____ INPUT
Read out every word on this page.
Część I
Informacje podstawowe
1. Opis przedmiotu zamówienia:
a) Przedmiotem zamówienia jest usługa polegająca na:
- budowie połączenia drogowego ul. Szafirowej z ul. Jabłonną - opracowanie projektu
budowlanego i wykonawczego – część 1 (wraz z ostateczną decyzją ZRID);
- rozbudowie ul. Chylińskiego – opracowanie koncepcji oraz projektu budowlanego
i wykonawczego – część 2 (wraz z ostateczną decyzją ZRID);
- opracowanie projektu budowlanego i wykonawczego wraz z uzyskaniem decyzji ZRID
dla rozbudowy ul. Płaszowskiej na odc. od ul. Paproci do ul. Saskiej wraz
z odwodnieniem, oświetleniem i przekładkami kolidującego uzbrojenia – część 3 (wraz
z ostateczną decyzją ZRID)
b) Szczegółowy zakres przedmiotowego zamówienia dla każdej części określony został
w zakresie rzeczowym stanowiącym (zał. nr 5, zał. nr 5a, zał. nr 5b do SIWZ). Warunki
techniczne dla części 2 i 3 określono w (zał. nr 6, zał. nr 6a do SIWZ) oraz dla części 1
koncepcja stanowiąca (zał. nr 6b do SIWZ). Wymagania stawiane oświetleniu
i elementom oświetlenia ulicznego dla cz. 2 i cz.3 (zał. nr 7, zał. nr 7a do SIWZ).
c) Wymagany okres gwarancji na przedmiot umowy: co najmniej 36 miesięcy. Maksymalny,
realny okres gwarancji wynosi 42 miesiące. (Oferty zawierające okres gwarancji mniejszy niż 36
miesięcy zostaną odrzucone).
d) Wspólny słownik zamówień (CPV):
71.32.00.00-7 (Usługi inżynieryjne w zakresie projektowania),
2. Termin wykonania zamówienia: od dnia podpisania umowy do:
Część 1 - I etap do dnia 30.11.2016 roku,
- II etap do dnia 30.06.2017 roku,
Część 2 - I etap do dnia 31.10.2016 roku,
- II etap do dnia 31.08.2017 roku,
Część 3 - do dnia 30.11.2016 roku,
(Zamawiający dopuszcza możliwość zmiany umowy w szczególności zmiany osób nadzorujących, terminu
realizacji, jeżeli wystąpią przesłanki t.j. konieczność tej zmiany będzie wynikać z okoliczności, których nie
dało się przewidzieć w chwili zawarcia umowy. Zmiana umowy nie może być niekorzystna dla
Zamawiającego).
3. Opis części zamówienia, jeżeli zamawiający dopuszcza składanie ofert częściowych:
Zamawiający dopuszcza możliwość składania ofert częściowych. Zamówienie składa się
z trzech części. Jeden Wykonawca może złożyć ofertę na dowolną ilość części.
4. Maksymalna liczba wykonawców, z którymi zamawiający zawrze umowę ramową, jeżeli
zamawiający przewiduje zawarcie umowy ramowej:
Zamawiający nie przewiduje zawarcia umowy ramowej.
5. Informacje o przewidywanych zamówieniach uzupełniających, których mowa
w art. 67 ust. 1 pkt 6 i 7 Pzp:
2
________
=== GOAL ===
Reproduce the whole listing word for word.

=== EXPECTED ANSWER ===
Read out every word on this page.
Część I
Informacje podstawowe
1. Opis przedmiotu zamówienia:
a) Przedmiotem zamówienia jest usługa polegająca na:
- budowie połączenia drogowego ul. Szafirowej z ul. Jabłonną - opracowanie projektu
budowlanego i wykonawczego – część 1 (wraz z ostateczną decyzją ZRID);
- rozbudowie ul. Chylińskiego – opracowanie koncepcji oraz projektu budowlanego
i wykonawczego – część 2 (wraz z ostateczną decyzją ZRID);
- opracowanie projektu budowlanego i wykonawczego wraz z uzyskaniem decyzji ZRID
dla rozbudowy ul. Płaszowskiej na odc. od ul. Paproci do ul. Saskiej wraz
z odwodnieniem, oświetleniem i przekładkami kolidującego uzbrojenia – część 3 (wraz
z ostateczną decyzją ZRID)
b) Szczegółowy zakres przedmiotowego zamówienia dla każdej części określony został
w zakresie rzeczowym stanowiącym (zał. nr 5, zał. nr 5a, zał. nr 5b do SIWZ). Warunki
techniczne dla części 2 i 3 określono w (zał. nr 6, zał. nr 6a do SIWZ) oraz dla części 1
koncepcja stanowiąca (zał. nr 6b do SIWZ). Wymagania stawiane oświetleniu
i elementom oświetlenia ulicznego dla cz. 2 i cz.3 (zał. nr 7, zał. nr 7a do SIWZ).
c) Wymagany okres gwarancji na przedmiot umowy: co najmniej 36 miesięcy. Maksymalny,
realny okres gwarancji wynosi 42 miesiące. (Oferty zawierające okres gwarancji mniejszy niż 36
miesięcy zostaną odrzucone).
d) Wspólny słownik zamówień (CPV):
71.32.00.00-7 (Usługi inżynieryjne w zakresie projektowania),
2. Termin wykonania zamówienia: od dnia podpisania umowy do:
Część 1 - I etap do dnia 30.11.2016 roku,
- II etap do dnia 30.06.2017 roku,
Część 2 - I etap do dnia 31.10.2016 roku,
- II etap do dnia 31.08.2017 roku,
Część 3 - do dnia 30.11.2016 roku,
(Zamawiający dopuszcza możliwość zmiany umowy w szczególności zmiany osób nadzorujących, terminu
realizacji, jeżeli wystąpią przesłanki t.j. konieczność tej zmiany będzie wynikać z okoliczności, których nie
dało się przewidzieć w chwili zawarcia umowy. Zmiana umowy nie może być niekorzystna dla
Zamawiającego).
3. Opis części zamówienia, jeżeli zamawiający dopuszcza składanie ofert częściowych:
Zamawiający dopuszcza możliwość składania ofert częściowych. Zamówienie składa się
z trzech części. Jeden Wykonawca może złożyć ofertę na dowolną ilość części.
4. Maksymalna liczba wykonawców, z którymi zamawiający zawrze umowę ramową, jeżeli
zamawiający przewiduje zawarcie umowy ramowej:
Zamawiający nie przewiduje zawarcia umowy ramowej.
5. Informacje o przewidywanych zamówieniach uzupełniających, których mowa
w art. 67 ust. 1 pkt 6 i 7 Pzp:
2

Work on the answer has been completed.